**Short task:** Render the lines from the beginning of the records through the line containing "time-cell: [486, 52, 684, 654]", both included, as a JSON list of strings with one string per line and blank lines omitted.

Records from a data collection:
##########

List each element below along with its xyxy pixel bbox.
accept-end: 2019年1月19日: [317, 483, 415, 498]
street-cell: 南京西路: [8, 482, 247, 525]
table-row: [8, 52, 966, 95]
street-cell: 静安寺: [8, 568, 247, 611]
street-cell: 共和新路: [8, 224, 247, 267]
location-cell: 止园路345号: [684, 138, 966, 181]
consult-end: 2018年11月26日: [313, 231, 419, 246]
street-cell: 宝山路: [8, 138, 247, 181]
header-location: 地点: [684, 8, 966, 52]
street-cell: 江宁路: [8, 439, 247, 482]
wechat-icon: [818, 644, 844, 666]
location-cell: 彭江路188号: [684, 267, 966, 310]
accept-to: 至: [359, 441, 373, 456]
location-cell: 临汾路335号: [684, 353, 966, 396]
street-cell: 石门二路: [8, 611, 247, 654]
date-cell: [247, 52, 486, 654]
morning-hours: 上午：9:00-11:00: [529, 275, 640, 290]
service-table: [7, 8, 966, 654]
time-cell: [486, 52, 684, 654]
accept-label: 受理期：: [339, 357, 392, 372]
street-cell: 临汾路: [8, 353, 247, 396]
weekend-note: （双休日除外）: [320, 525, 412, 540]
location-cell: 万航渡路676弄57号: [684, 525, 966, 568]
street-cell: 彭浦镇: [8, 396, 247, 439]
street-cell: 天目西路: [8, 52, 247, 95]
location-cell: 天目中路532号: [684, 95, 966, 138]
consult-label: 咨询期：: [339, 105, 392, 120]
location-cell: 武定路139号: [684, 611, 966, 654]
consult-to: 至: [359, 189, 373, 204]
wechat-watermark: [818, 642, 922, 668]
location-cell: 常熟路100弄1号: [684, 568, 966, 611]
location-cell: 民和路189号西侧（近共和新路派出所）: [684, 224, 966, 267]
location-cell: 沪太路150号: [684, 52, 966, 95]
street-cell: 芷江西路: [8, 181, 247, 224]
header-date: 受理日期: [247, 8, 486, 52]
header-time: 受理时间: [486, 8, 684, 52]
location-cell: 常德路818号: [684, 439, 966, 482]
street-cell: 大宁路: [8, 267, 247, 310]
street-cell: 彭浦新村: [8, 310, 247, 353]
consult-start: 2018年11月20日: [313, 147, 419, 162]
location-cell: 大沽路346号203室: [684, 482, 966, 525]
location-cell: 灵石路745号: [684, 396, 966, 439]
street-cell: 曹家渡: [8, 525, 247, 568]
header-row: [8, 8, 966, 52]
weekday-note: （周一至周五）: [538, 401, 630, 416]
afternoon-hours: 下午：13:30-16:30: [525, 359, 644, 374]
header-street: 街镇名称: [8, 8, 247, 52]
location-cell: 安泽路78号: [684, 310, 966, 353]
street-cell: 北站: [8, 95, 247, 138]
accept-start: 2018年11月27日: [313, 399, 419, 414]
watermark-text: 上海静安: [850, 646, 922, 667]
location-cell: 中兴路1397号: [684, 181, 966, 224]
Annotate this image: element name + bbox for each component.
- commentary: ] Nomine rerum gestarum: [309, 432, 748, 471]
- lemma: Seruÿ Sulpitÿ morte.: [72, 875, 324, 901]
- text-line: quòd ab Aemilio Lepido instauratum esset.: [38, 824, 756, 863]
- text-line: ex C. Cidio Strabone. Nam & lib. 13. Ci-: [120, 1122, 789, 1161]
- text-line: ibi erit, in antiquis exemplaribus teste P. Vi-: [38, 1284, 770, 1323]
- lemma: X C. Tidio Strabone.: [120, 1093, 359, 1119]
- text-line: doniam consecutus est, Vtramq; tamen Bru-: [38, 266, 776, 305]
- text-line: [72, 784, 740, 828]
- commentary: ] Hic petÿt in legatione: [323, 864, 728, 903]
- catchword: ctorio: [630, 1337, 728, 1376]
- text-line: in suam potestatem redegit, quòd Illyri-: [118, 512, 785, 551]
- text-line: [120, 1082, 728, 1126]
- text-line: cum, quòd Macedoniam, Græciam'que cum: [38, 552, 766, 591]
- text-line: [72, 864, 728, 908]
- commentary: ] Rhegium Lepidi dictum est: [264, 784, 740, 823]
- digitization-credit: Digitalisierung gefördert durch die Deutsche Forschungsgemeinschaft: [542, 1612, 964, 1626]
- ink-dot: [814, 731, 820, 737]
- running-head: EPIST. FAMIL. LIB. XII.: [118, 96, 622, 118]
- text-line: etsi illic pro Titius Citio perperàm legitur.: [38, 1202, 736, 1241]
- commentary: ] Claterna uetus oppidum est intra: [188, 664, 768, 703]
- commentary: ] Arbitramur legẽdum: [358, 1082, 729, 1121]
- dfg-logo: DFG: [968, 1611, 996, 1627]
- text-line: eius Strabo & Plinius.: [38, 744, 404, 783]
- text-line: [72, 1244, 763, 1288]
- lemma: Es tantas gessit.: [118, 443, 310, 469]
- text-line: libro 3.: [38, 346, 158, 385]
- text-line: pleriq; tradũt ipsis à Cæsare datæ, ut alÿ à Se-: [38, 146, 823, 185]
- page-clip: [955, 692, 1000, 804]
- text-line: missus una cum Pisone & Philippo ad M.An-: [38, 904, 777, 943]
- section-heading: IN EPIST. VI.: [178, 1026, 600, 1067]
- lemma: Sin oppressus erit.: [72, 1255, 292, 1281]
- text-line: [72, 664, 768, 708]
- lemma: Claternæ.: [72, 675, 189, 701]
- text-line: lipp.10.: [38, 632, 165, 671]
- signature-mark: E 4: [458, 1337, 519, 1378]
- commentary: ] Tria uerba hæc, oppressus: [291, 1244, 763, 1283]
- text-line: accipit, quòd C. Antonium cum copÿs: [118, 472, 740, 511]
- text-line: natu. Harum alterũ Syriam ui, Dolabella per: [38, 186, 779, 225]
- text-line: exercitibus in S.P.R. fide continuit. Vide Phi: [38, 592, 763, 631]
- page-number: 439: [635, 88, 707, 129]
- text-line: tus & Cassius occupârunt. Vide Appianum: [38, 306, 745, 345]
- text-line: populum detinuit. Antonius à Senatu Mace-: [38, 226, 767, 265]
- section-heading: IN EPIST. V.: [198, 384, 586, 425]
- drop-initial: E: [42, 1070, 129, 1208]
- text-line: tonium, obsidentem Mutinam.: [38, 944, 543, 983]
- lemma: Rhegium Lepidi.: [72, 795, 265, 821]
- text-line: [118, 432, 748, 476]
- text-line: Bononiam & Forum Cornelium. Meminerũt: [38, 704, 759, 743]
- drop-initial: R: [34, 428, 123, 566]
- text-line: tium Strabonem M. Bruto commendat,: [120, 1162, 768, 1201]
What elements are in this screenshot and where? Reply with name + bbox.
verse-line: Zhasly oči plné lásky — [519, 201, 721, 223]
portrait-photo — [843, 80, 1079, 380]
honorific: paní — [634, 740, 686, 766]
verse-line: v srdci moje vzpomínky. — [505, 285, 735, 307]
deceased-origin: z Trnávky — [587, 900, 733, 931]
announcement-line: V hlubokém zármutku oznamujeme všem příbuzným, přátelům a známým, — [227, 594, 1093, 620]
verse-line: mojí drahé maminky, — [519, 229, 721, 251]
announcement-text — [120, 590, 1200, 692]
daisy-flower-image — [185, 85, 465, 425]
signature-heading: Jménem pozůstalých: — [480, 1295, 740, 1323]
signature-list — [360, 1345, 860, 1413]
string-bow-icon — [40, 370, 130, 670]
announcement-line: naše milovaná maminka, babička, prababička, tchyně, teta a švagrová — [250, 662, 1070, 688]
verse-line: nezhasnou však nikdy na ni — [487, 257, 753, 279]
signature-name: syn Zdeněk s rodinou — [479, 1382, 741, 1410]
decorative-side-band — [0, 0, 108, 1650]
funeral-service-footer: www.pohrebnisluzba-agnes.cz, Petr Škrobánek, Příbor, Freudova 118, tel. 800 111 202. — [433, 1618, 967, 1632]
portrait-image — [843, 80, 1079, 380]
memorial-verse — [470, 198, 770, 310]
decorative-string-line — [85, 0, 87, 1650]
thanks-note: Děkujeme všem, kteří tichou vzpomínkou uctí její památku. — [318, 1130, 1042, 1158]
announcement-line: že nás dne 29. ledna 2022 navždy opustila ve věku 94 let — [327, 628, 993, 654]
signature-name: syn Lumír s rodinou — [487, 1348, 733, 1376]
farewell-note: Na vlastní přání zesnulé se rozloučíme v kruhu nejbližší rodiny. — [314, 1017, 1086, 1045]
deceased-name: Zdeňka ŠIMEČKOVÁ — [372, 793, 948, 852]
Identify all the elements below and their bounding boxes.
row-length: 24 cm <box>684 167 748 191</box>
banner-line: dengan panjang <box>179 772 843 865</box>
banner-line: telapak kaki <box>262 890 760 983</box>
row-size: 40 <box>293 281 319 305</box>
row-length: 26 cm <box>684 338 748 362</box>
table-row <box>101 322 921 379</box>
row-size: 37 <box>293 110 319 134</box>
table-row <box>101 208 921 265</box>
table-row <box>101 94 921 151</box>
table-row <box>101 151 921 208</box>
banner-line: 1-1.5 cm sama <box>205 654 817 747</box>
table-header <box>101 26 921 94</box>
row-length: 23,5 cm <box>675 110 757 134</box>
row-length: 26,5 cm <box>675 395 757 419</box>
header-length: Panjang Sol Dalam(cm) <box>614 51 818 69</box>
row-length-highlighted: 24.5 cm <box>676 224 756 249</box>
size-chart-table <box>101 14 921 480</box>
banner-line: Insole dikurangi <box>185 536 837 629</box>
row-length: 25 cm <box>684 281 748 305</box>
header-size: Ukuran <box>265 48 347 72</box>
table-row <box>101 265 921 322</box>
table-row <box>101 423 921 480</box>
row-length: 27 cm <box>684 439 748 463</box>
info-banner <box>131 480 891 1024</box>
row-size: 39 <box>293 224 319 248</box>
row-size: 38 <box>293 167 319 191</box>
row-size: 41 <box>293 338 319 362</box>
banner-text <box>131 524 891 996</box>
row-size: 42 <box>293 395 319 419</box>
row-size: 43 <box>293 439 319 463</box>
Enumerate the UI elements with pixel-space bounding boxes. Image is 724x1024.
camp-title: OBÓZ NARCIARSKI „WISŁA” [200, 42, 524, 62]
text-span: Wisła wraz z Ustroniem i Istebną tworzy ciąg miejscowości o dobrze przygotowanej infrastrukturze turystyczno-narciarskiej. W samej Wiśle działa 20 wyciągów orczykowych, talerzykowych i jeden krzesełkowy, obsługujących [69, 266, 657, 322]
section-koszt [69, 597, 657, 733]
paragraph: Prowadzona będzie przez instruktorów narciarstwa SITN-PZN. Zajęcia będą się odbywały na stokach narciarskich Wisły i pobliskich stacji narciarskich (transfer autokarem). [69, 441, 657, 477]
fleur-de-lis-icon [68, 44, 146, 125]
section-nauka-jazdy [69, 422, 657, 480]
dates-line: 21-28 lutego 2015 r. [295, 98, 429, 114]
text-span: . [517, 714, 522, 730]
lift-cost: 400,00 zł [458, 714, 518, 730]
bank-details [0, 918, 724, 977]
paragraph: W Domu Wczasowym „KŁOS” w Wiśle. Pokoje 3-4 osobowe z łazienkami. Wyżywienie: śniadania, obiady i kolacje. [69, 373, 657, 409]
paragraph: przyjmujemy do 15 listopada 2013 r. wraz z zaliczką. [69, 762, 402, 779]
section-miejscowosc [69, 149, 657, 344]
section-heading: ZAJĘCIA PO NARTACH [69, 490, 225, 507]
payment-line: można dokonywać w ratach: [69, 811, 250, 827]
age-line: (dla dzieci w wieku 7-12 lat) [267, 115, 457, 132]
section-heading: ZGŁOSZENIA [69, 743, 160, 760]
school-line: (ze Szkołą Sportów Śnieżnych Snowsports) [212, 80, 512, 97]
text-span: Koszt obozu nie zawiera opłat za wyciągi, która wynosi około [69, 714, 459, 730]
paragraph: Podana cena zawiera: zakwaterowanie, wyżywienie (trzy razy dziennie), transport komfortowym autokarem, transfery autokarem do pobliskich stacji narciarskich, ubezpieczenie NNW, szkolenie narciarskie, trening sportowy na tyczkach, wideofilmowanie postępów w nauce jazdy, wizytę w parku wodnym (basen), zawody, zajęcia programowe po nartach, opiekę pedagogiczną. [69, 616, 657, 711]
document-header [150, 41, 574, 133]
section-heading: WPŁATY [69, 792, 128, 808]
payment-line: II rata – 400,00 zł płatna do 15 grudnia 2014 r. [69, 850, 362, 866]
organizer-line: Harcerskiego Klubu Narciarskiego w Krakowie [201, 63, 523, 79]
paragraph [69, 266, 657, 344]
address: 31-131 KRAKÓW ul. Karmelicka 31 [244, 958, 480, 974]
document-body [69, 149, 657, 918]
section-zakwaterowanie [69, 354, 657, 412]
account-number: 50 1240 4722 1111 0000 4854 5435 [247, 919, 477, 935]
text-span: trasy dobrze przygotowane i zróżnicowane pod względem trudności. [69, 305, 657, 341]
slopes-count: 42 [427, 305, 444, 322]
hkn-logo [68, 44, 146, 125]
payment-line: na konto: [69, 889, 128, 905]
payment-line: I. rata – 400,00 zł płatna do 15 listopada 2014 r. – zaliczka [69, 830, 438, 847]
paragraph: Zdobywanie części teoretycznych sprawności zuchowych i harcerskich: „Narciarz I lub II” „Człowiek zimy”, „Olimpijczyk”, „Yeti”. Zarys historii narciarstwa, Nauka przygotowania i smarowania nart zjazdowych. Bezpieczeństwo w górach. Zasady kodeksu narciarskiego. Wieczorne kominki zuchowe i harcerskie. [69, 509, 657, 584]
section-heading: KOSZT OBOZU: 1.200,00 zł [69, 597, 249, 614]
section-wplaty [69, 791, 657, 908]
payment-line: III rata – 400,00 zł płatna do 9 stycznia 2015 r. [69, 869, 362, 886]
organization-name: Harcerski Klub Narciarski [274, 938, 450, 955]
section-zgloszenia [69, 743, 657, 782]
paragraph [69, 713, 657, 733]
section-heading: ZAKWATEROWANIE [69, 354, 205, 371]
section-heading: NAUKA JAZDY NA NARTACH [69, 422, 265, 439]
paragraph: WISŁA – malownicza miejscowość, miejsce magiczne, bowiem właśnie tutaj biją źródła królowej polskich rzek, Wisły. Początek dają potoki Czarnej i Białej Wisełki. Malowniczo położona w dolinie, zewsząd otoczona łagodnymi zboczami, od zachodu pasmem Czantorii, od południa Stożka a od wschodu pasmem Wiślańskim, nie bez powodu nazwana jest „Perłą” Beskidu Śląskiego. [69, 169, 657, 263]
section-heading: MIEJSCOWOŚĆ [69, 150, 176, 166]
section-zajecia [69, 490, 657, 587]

##########

**Solution:**
[
  "List each element below along with its xyxy pixel bbox.",
  "accept-end: 2019年1月19日: [317, 483, 415, 498]",
  "street-cell: 南京西路: [8, 482, 247, 525]",
  "table-row: [8, 52, 966, 95]",
  "street-cell: 静安寺: [8, 568, 247, 611]",
  "street-cell: 共和新路: [8, 224, 247, 267]",
  "location-cell: 止园路345号: [684, 138, 966, 181]",
  "consult-end: 2018年11月26日: [313, 231, 419, 246]",
  "street-cell: 宝山路: [8, 138, 247, 181]",
  "header-location: 地点: [684, 8, 966, 52]",
  "street-cell: 江宁路: [8, 439, 247, 482]",
  "wechat-icon: [818, 644, 844, 666]",
  "location-cell: 彭江路188号: [684, 267, 966, 310]",
  "accept-to: 至: [359, 441, 373, 456]",
  "location-cell: 临汾路335号: [684, 353, 966, 396]",
  "street-cell: 石门二路: [8, 611, 247, 654]",
  "date-cell: [247, 52, 486, 654]",
  "morning-hours: 上午：9:00-11:00: [529, 275, 640, 290]",
  "service-table: [7, 8, 966, 654]",
  "time-cell: [486, 52, 684, 654]"
]